-- start of DATA FOR PROCESSING --

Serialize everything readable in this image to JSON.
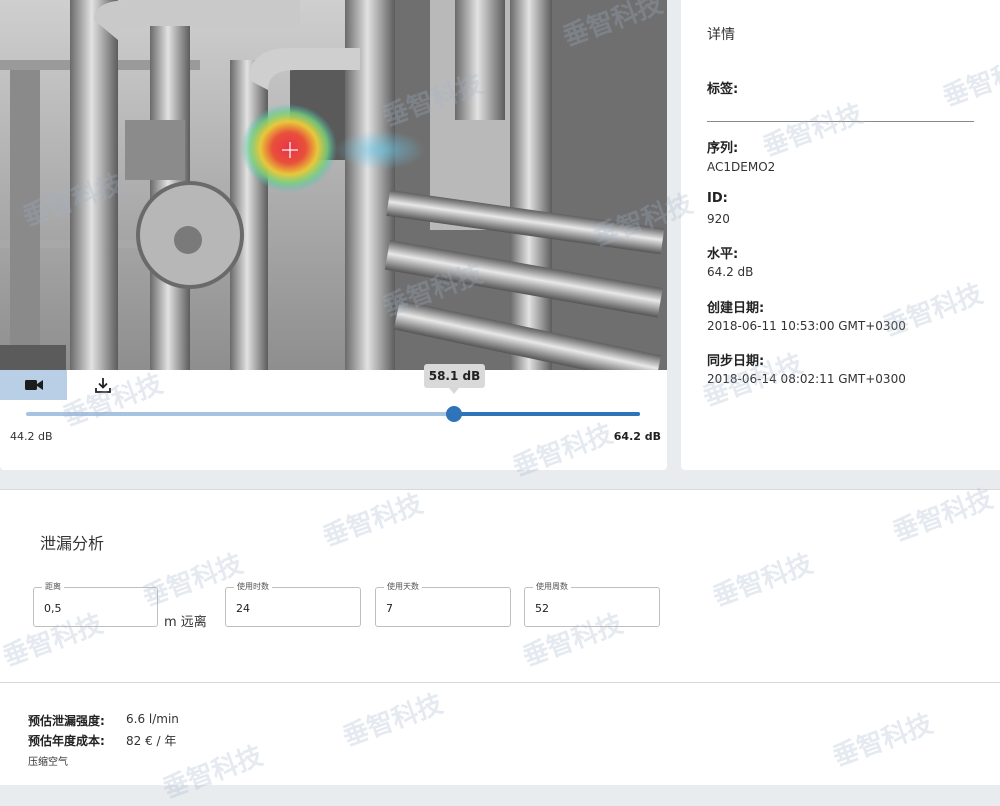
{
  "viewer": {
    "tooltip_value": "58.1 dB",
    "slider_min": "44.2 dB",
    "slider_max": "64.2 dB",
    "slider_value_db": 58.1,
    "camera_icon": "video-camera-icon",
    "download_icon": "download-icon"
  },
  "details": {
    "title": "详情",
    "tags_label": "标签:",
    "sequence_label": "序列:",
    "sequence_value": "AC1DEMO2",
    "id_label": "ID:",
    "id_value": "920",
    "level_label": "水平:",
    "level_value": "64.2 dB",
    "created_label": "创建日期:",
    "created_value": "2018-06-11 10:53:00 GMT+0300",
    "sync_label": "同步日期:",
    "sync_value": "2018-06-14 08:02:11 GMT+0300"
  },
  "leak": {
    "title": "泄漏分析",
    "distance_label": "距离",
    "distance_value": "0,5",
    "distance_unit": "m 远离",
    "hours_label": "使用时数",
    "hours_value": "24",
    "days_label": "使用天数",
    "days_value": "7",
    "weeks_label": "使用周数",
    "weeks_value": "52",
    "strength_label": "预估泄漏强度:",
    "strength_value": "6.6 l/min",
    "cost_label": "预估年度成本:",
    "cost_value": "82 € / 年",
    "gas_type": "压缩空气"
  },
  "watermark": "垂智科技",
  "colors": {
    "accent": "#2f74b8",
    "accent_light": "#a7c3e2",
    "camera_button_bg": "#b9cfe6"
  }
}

-- end of DATA FOR PROCESSING --
-- start of DATA FOR PROCESSING --

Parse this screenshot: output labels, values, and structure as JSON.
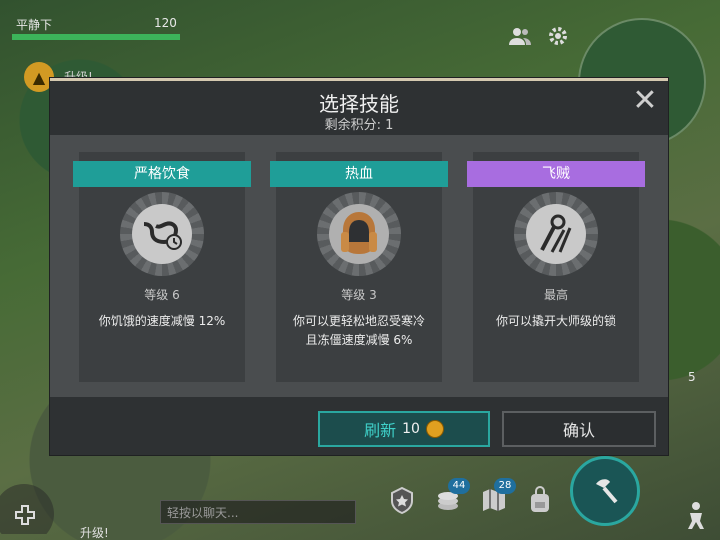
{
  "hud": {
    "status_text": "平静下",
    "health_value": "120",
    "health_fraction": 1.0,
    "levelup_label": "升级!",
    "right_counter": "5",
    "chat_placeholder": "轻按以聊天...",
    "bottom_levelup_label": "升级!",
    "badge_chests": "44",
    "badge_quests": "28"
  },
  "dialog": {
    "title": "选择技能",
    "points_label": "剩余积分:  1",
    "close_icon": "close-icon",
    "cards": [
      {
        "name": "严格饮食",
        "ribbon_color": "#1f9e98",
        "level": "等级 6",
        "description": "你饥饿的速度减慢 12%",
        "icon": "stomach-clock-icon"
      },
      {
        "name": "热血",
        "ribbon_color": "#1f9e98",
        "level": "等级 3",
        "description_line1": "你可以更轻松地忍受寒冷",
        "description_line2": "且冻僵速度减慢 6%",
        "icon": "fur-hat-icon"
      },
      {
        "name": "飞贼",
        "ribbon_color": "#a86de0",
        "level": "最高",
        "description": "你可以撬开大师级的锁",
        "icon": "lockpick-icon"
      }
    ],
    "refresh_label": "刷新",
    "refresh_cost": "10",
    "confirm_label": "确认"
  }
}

-- end of DATA FOR PROCESSING --
-- start of DATA FOR PROCESSING --

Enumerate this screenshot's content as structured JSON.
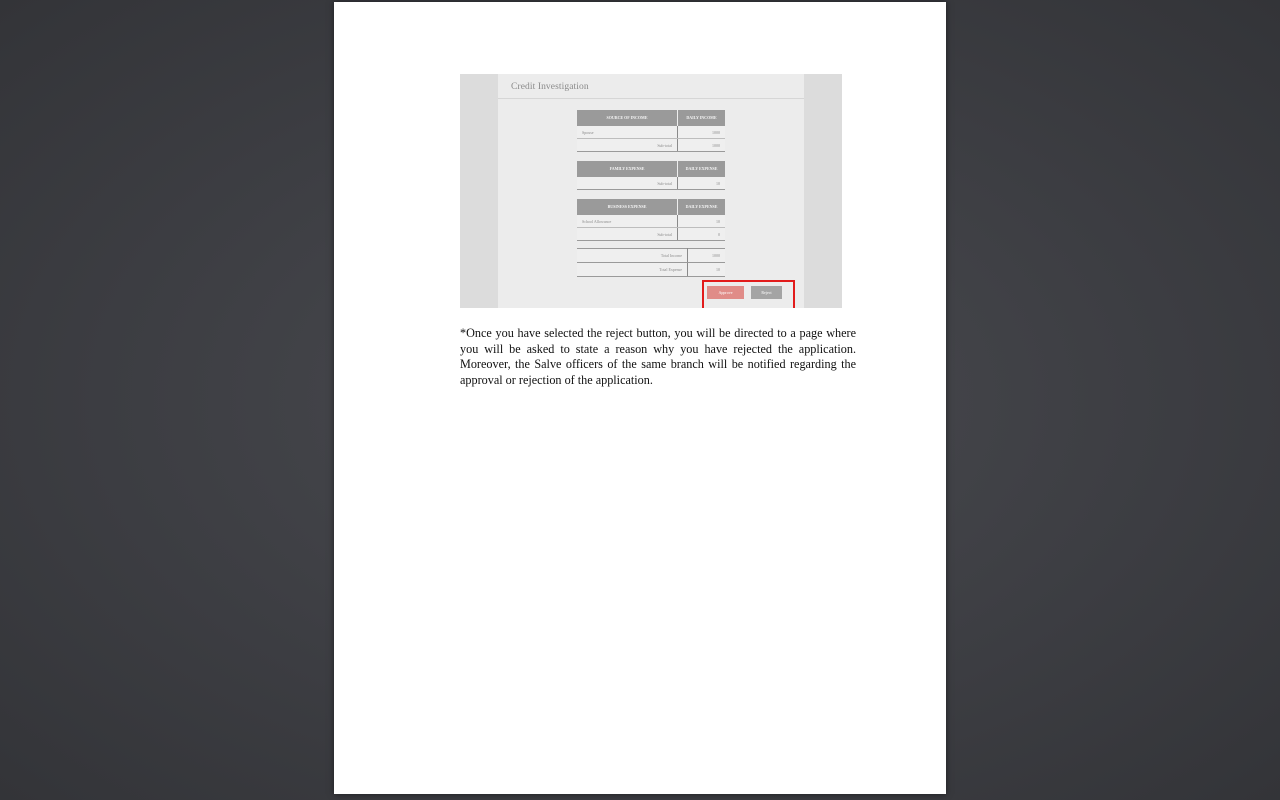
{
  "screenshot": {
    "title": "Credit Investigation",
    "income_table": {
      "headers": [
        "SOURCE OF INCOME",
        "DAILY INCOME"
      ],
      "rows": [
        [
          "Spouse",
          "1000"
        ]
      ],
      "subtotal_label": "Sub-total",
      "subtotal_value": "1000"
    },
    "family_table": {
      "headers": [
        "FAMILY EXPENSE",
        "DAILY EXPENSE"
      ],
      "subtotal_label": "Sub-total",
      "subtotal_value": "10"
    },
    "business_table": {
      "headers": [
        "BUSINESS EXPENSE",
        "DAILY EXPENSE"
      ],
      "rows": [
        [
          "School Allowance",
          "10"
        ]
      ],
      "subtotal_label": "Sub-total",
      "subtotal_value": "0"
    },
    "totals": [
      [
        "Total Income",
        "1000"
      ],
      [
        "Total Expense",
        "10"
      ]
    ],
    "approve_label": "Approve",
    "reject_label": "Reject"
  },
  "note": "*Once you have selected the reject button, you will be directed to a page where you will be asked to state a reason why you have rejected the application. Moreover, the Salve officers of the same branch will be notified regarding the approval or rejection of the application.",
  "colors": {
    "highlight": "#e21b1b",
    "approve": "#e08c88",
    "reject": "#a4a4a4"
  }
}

-- end of DATA FOR PROCESSING --

● GIVEN EXERCISE:
From the listing above, copy out each line where the word "icon" appears.

● REPLY TO THE TASK:
    "camera_icon": "video-camera-icon",
    "download_icon": "download-icon"
    "close_icon": "close-icon",
        "icon": "stomach-clock-icon"
        "icon": "fur-hat-icon"
        "icon": "lockpick-icon"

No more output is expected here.